**WHAT YOU ARE ASKED TO DO:** Send back the records in full, character for character.

**GIVEN DATA:**
* * * * *

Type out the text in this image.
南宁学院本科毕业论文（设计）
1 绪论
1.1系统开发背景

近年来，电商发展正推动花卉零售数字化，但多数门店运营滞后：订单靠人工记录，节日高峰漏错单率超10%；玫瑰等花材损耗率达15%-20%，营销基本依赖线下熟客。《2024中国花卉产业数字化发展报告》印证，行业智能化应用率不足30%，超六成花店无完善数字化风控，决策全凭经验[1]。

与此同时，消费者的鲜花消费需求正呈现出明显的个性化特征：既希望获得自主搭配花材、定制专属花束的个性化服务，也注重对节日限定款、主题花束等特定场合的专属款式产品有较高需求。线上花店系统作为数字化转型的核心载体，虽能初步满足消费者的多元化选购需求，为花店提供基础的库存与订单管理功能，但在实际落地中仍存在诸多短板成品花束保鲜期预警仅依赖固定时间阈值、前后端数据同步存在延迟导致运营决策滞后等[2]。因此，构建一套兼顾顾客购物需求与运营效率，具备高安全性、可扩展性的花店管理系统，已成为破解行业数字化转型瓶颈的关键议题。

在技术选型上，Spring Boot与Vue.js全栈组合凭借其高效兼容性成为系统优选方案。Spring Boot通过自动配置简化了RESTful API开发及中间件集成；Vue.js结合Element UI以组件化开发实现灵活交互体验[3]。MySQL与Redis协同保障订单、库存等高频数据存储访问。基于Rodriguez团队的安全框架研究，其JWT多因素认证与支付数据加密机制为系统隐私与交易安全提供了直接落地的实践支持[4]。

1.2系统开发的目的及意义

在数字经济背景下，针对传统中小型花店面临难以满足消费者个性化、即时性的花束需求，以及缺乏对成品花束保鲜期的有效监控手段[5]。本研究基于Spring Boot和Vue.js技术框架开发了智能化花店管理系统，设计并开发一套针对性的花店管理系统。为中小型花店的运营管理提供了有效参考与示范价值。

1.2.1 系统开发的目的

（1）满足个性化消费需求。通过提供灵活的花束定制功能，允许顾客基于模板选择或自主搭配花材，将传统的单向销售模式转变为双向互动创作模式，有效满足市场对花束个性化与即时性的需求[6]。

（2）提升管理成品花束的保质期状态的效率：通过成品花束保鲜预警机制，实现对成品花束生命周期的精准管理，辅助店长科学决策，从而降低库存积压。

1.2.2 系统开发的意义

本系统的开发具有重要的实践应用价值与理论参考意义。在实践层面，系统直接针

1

* * * * *

**RIGHT ANSWER:**
Type out the text in this image.
南宁学院本科毕业论文（设计）
1 绪论
1.1系统开发背景

近年来，电商发展正推动花卉零售数字化，但多数门店运营滞后：订单靠人工记录，节日高峰漏错单率超10%；玫瑰等花材损耗率达15%-20%，营销基本依赖线下熟客。《2024中国花卉产业数字化发展报告》印证，行业智能化应用率不足30%，超六成花店无完善数字化风控，决策全凭经验[1]。

与此同时，消费者的鲜花消费需求正呈现出明显的个性化特征：既希望获得自主搭配花材、定制专属花束的个性化服务，也注重对节日限定款、主题花束等特定场合的专属款式产品有较高需求。线上花店系统作为数字化转型的核心载体，虽能初步满足消费者的多元化选购需求，为花店提供基础的库存与订单管理功能，但在实际落地中仍存在诸多短板成品花束保鲜期预警仅依赖固定时间阈值、前后端数据同步存在延迟导致运营决策滞后等[2]。因此，构建一套兼顾顾客购物需求与运营效率，具备高安全性、可扩展性的花店管理系统，已成为破解行业数字化转型瓶颈的关键议题。

在技术选型上，Spring Boot与Vue.js全栈组合凭借其高效兼容性成为系统优选方案。Spring Boot通过自动配置简化了RESTful API开发及中间件集成；Vue.js结合Element UI以组件化开发实现灵活交互体验[3]。MySQL与Redis协同保障订单、库存等高频数据存储访问。基于Rodriguez团队的安全框架研究，其JWT多因素认证与支付数据加密机制为系统隐私与交易安全提供了直接落地的实践支持[4]。

1.2系统开发的目的及意义

在数字经济背景下，针对传统中小型花店面临难以满足消费者个性化、即时性的花束需求，以及缺乏对成品花束保鲜期的有效监控手段[5]。本研究基于Spring Boot和Vue.js技术框架开发了智能化花店管理系统，设计并开发一套针对性的花店管理系统。为中小型花店的运营管理提供了有效参考与示范价值。

1.2.1 系统开发的目的

（1）满足个性化消费需求。通过提供灵活的花束定制功能，允许顾客基于模板选择或自主搭配花材，将传统的单向销售模式转变为双向互动创作模式，有效满足市场对花束个性化与即时性的需求[6]。

（2）提升管理成品花束的保质期状态的效率：通过成品花束保鲜预警机制，实现对成品花束生命周期的精准管理，辅助店长科学决策，从而降低库存积压。

1.2.2 系统开发的意义

本系统的开发具有重要的实践应用价值与理论参考意义。在实践层面，系统直接针

1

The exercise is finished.